**Exercise brief**:
Quote verbatim the lines of the records from the very first line through the line containing "ppi-node xyxy=(108,329,115,336)", including both.

**Layout element entries**:
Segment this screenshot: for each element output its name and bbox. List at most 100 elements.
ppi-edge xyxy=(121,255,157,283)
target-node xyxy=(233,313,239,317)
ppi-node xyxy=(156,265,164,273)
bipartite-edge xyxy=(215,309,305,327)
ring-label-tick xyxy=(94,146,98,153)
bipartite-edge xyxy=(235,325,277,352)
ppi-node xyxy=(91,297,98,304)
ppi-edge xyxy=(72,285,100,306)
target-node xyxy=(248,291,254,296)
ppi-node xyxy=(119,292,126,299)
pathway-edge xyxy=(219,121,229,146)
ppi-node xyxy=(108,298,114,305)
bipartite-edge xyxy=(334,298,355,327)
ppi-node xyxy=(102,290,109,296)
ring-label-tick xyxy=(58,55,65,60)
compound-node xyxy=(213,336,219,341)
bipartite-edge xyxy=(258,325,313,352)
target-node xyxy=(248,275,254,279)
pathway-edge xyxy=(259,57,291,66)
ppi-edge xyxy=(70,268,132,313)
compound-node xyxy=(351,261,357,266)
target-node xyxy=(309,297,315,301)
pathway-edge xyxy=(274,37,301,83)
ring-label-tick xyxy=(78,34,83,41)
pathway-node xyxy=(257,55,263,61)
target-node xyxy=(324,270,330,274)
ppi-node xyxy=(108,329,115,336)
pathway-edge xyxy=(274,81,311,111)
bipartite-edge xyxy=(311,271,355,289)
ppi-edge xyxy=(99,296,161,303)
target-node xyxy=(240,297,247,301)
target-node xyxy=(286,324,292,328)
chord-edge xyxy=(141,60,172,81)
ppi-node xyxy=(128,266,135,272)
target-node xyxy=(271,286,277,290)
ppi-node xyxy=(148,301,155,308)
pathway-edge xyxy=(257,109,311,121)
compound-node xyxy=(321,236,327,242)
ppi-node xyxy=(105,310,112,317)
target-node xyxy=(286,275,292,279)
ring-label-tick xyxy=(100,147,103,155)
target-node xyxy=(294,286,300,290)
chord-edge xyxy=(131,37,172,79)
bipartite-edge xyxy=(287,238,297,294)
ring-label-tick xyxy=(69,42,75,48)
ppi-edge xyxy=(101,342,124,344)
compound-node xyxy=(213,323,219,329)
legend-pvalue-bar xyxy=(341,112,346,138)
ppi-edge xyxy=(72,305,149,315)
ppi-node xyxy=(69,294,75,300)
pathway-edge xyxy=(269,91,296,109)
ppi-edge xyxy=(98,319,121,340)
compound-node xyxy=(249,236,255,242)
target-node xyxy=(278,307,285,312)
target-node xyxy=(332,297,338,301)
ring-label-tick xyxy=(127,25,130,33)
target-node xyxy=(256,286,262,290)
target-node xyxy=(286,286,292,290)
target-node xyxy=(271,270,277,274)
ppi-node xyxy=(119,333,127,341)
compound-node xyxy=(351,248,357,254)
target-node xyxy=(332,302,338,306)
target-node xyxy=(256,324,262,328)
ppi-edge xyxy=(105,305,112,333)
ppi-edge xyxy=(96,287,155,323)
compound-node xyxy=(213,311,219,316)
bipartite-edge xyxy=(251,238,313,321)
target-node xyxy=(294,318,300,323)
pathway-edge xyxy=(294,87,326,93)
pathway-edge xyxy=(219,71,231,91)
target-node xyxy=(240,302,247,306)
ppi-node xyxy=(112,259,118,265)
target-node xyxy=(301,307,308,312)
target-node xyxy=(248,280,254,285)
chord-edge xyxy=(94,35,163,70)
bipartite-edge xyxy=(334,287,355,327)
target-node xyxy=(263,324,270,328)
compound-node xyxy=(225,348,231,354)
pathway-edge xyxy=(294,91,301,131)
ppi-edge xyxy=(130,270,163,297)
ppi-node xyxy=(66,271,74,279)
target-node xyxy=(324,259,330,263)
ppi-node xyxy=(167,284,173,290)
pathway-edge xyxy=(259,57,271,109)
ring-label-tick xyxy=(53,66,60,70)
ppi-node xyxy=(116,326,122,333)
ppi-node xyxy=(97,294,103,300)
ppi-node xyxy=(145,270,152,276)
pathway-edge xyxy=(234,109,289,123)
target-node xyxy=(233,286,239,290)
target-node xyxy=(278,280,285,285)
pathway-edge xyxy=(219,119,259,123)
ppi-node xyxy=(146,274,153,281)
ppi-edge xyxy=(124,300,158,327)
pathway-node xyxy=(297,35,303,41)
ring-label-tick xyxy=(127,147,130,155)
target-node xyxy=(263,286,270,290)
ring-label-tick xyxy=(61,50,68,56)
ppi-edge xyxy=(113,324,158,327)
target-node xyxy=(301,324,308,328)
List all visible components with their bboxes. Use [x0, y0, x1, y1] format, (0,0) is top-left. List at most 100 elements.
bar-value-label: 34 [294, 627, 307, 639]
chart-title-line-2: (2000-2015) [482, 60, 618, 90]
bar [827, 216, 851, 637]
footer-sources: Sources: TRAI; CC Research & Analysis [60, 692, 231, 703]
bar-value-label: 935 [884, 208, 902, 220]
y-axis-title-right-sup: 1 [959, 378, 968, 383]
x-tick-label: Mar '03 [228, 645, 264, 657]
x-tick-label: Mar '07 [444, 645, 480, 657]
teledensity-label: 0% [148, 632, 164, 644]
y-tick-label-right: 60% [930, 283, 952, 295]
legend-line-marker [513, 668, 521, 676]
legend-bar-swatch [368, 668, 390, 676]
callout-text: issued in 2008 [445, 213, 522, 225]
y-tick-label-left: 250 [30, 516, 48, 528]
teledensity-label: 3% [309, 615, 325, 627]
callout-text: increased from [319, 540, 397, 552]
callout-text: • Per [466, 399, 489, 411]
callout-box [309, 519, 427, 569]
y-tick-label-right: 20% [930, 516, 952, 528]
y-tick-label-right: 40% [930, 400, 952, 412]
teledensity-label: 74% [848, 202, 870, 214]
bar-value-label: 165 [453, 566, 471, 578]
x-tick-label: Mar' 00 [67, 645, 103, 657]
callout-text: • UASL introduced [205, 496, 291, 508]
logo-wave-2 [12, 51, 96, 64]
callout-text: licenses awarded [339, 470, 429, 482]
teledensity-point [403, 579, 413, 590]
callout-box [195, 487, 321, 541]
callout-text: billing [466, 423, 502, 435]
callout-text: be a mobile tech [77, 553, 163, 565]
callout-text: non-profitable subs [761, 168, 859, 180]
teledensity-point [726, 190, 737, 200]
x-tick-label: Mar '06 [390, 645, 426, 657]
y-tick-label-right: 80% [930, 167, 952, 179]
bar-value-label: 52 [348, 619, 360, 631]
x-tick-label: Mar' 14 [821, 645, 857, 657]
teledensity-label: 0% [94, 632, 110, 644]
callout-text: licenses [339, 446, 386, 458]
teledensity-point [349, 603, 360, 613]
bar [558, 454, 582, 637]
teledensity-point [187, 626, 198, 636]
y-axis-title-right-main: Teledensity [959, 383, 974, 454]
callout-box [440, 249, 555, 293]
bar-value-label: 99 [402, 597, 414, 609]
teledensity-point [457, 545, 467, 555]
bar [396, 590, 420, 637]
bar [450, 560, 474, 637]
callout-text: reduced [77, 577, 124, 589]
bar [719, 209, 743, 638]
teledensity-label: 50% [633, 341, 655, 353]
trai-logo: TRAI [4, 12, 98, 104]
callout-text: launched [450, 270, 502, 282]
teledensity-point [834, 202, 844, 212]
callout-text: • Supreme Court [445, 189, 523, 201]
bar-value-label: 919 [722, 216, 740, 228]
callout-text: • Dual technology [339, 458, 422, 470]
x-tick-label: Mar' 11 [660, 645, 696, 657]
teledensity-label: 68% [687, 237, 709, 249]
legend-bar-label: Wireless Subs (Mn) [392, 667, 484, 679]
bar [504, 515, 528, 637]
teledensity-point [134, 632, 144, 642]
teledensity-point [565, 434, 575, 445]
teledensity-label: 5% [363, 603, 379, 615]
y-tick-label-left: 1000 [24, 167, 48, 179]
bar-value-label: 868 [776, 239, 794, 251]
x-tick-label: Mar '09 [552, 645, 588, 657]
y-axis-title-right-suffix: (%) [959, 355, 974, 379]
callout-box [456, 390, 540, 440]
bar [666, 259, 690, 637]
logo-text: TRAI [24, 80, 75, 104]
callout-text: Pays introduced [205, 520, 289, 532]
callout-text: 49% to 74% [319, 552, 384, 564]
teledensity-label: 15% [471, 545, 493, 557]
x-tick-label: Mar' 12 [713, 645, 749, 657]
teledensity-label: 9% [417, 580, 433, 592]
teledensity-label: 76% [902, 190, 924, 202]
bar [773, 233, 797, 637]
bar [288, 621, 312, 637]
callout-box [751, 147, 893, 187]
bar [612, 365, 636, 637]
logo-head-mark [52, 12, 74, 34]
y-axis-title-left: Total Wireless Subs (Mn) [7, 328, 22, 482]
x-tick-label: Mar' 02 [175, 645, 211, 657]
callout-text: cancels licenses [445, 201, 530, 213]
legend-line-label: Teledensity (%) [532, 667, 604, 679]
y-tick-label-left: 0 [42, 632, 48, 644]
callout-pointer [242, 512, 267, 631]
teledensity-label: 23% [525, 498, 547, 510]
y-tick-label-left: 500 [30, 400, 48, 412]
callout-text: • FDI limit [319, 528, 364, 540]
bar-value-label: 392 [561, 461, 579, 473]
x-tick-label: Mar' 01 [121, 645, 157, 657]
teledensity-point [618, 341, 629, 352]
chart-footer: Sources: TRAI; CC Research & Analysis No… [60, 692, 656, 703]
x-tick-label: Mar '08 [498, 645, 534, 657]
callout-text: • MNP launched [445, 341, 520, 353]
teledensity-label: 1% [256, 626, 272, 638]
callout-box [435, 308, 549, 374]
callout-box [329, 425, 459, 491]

**Task solution**:
Segment this screenshot: for each element output its name and bbox. List at most 100 elements.
ppi-edge xyxy=(121,255,157,283)
target-node xyxy=(233,313,239,317)
ppi-node xyxy=(156,265,164,273)
bipartite-edge xyxy=(215,309,305,327)
ring-label-tick xyxy=(94,146,98,153)
bipartite-edge xyxy=(235,325,277,352)
ppi-node xyxy=(91,297,98,304)
ppi-edge xyxy=(72,285,100,306)
target-node xyxy=(248,291,254,296)
ppi-node xyxy=(119,292,126,299)
pathway-edge xyxy=(219,121,229,146)
ppi-node xyxy=(108,298,114,305)
bipartite-edge xyxy=(334,298,355,327)
ppi-node xyxy=(102,290,109,296)
ring-label-tick xyxy=(58,55,65,60)
compound-node xyxy=(213,336,219,341)
bipartite-edge xyxy=(258,325,313,352)
target-node xyxy=(248,275,254,279)
pathway-edge xyxy=(259,57,291,66)
ppi-edge xyxy=(70,268,132,313)
compound-node xyxy=(351,261,357,266)
target-node xyxy=(309,297,315,301)
pathway-edge xyxy=(274,37,301,83)
ring-label-tick xyxy=(78,34,83,41)
pathway-node xyxy=(257,55,263,61)
target-node xyxy=(324,270,330,274)
ppi-node xyxy=(108,329,115,336)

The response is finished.